YOUR TASK: Write out all lines holding the word "JSON".

(Figure collection entries)
-- start --

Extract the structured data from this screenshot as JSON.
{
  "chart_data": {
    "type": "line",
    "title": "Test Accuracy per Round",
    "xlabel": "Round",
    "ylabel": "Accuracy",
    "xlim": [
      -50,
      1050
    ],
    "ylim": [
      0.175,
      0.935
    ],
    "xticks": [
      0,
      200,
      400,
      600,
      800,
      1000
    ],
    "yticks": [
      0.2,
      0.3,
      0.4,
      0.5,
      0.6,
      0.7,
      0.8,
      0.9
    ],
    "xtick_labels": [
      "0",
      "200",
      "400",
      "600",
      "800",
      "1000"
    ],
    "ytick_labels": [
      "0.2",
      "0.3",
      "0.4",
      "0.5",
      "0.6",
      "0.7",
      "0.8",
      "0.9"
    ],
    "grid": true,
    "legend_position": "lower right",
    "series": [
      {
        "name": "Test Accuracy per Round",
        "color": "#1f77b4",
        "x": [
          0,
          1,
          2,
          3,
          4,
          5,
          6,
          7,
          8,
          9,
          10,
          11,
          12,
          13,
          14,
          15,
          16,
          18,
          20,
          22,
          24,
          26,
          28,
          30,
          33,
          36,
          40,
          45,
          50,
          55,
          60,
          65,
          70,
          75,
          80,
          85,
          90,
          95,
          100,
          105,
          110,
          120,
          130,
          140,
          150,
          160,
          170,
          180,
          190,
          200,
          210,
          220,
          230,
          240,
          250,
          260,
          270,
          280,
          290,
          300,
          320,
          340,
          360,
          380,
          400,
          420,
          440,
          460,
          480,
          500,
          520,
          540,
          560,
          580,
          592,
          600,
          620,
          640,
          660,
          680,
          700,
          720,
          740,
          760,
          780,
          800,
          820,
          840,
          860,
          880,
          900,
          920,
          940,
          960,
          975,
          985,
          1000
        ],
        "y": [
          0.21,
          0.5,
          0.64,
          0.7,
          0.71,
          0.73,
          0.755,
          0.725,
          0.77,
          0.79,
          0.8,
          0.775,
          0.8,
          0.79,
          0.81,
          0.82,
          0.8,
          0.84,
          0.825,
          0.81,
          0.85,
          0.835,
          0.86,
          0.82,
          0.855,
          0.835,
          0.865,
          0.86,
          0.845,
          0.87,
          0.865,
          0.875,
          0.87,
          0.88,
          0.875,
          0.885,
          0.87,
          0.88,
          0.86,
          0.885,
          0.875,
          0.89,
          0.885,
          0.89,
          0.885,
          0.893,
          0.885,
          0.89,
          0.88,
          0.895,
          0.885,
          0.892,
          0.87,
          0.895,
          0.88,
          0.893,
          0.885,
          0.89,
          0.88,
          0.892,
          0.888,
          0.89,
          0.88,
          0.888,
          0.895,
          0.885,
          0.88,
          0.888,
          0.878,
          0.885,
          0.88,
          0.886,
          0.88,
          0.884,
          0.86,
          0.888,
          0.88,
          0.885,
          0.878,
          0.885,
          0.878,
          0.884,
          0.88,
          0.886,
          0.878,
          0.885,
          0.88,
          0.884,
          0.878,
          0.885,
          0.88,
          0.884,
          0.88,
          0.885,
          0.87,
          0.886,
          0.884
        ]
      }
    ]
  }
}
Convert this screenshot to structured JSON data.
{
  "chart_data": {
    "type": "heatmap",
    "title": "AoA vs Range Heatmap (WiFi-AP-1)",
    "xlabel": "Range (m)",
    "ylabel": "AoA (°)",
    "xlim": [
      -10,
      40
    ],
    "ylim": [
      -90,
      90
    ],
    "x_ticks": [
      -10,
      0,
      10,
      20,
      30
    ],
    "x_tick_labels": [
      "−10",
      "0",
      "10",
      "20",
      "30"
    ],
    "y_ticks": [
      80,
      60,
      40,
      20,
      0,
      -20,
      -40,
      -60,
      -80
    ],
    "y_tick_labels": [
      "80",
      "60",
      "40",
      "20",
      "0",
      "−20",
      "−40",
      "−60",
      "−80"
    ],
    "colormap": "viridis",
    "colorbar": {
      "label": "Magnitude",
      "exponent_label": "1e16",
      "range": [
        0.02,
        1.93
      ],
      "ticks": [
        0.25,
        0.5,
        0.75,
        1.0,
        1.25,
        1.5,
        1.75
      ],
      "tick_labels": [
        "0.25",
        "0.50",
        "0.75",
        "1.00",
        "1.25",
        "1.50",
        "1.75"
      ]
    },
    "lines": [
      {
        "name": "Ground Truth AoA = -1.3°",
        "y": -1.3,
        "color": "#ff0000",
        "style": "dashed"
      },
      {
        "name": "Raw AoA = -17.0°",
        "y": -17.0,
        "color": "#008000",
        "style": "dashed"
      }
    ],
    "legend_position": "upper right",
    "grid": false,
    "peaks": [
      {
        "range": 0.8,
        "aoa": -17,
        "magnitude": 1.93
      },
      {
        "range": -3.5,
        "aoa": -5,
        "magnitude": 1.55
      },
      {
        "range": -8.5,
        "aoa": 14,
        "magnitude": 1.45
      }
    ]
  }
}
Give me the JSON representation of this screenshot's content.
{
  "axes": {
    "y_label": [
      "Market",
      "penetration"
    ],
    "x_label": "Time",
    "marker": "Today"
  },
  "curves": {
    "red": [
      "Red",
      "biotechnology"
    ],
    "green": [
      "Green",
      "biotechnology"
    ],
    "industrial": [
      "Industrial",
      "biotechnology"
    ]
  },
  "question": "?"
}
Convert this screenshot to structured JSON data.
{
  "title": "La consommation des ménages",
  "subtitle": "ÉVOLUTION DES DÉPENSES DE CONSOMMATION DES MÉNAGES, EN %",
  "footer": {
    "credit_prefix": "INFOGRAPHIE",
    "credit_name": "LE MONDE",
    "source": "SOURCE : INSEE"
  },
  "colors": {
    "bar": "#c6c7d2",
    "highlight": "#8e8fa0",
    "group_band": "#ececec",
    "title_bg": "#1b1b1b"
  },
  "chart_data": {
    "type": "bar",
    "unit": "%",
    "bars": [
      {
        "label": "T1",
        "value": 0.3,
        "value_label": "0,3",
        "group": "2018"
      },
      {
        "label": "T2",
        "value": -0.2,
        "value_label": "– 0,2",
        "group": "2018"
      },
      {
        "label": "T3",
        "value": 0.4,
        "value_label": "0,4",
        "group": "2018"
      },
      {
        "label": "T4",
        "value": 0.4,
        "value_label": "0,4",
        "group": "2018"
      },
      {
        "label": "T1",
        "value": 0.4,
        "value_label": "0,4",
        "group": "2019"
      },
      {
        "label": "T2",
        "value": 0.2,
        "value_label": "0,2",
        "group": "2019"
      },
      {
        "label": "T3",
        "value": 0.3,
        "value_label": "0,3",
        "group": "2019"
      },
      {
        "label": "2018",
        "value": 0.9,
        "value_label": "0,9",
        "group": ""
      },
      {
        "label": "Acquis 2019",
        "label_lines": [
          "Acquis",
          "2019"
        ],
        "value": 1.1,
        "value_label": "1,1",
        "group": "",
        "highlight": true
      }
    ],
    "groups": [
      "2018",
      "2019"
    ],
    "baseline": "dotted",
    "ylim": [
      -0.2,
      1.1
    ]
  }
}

-- end --

THE COMPLETED TASK:
Extract the structured data from this screenshot as JSON.
Convert this screenshot to structured JSON data.
Give me the JSON representation of this screenshot's content.
Convert this screenshot to structured JSON data.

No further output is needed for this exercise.